REQUIRED WORK ->
Write the entries out again exactly as they stand, but without the pictures.

== INPUT MATERIAL ==

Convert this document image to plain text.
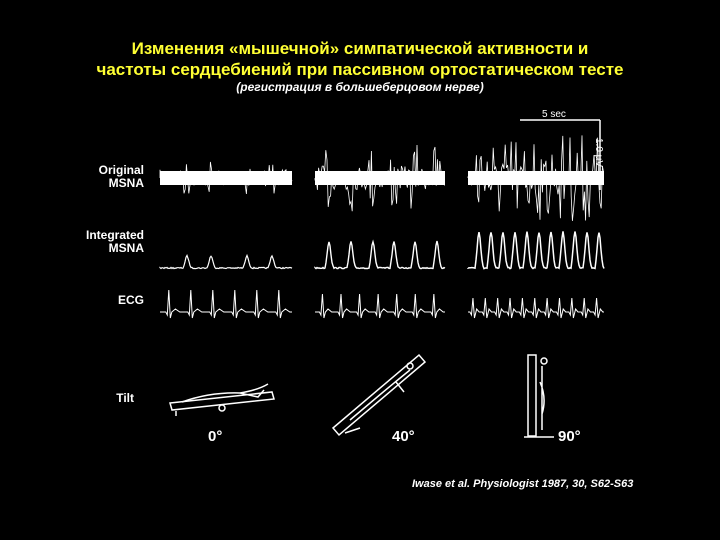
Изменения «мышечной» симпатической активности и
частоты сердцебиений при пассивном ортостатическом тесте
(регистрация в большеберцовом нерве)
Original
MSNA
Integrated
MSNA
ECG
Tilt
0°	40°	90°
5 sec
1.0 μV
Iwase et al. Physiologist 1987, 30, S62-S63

===

CORRECT ANSWER ->
Convert this document image to plain text.
Изменения «мышечной» симпатической активности и
частоты сердцебиений при пассивном ортостатическом тесте
(регистрация в большеберцовом нерве)
Original
MSNA
Integrated
MSNA
ECG
Tilt
0°	40°	90°
5 sec
1.0 μV
Iwase et al. Physiologist 1987, 30, S62-S63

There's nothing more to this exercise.